• _DATA FOR THE TASK_:
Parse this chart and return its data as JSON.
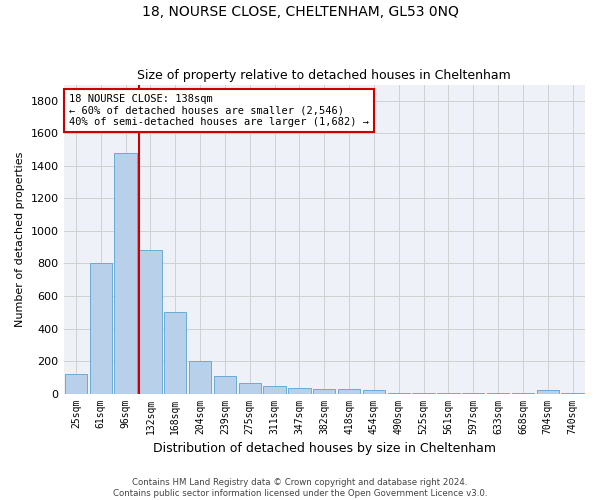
{
  "title": "18, NOURSE CLOSE, CHELTENHAM, GL53 0NQ",
  "subtitle": "Size of property relative to detached houses in Cheltenham",
  "xlabel": "Distribution of detached houses by size in Cheltenham",
  "ylabel": "Number of detached properties",
  "footer1": "Contains HM Land Registry data © Crown copyright and database right 2024.",
  "footer2": "Contains public sector information licensed under the Open Government Licence v3.0.",
  "bin_labels": [
    "25sqm",
    "61sqm",
    "96sqm",
    "132sqm",
    "168sqm",
    "204sqm",
    "239sqm",
    "275sqm",
    "311sqm",
    "347sqm",
    "382sqm",
    "418sqm",
    "454sqm",
    "490sqm",
    "525sqm",
    "561sqm",
    "597sqm",
    "633sqm",
    "668sqm",
    "704sqm",
    "740sqm"
  ],
  "bar_values": [
    120,
    800,
    1480,
    880,
    500,
    200,
    105,
    65,
    45,
    35,
    30,
    25,
    20,
    3,
    3,
    3,
    3,
    3,
    3,
    20,
    3
  ],
  "bar_color": "#b8d0ea",
  "bar_edge_color": "#6aabd4",
  "vline_x": 2.55,
  "vline_color": "#cc0000",
  "annotation_text": "18 NOURSE CLOSE: 138sqm\n← 60% of detached houses are smaller (2,546)\n40% of semi-detached houses are larger (1,682) →",
  "annotation_box_color": "#ffffff",
  "annotation_box_edge": "#cc0000",
  "ylim": [
    0,
    1900
  ],
  "yticks": [
    0,
    200,
    400,
    600,
    800,
    1000,
    1200,
    1400,
    1600,
    1800
  ],
  "grid_color": "#d0d0d0",
  "bg_color": "#eef2f8",
  "title_fontsize": 10,
  "subtitle_fontsize": 9
}
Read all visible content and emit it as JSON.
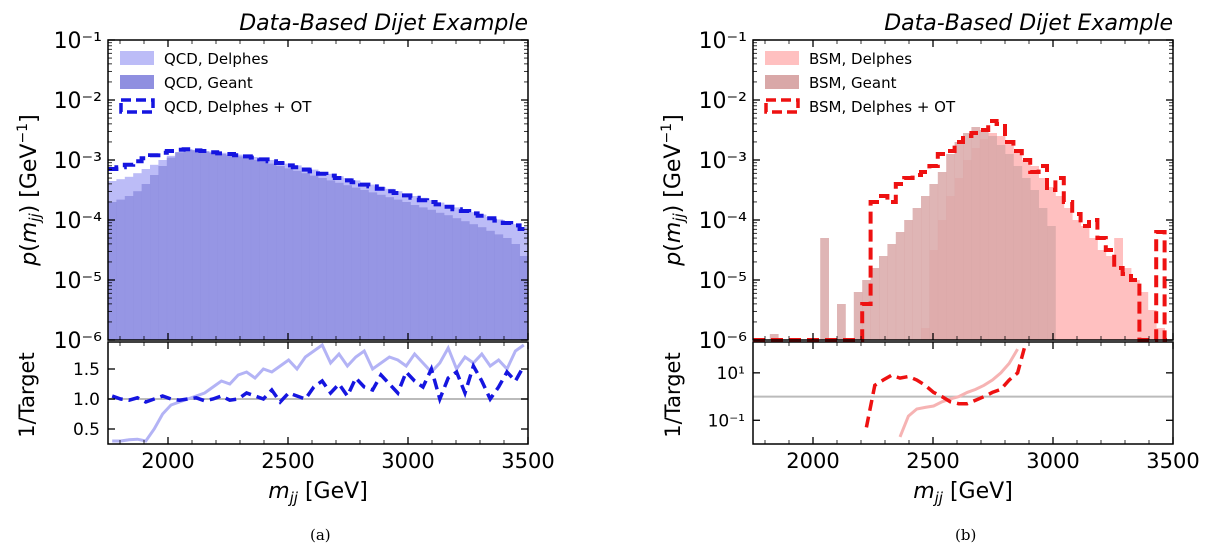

• _GIVEN REQUEST_:
For the material, find the number of lines holding the word "JSON" and give that figure and nothing more.

• _THE COMPLETED TASK_:
2